▶ _Information shown_:
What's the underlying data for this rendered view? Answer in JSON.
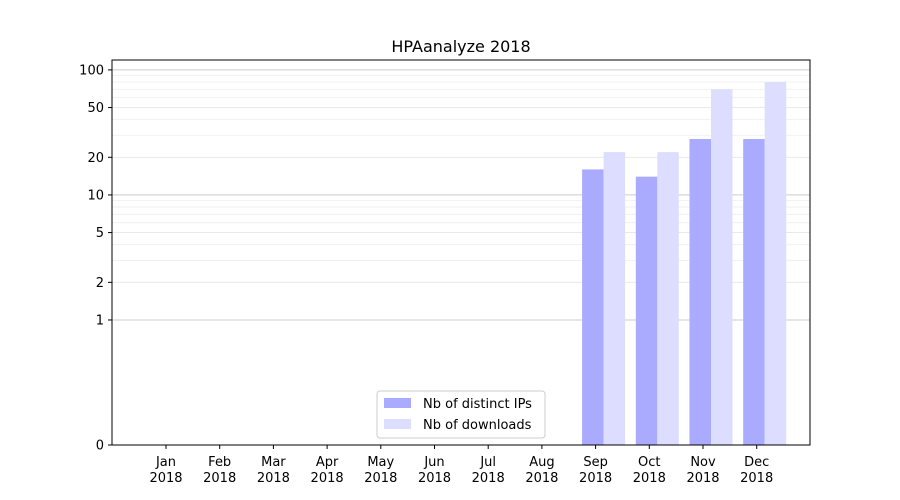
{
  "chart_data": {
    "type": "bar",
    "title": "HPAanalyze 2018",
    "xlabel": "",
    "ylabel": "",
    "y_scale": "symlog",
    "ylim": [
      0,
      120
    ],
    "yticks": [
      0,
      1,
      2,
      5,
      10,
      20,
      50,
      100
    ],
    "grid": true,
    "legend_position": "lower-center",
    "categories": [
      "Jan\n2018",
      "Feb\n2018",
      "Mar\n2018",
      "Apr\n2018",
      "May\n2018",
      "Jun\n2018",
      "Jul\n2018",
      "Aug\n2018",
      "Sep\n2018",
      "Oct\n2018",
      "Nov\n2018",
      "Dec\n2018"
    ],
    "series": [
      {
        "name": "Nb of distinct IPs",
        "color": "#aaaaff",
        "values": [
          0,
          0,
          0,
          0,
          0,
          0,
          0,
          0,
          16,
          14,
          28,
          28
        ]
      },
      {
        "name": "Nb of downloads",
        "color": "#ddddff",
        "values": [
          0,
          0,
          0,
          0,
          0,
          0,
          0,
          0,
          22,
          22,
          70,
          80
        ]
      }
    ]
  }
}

▶ _Exercise directions_:
Copy out every line of the listing that contains the string "name".

▶ _The solution_:
        "name": "Nb of distinct IPs",
        "name": "Nb of downloads",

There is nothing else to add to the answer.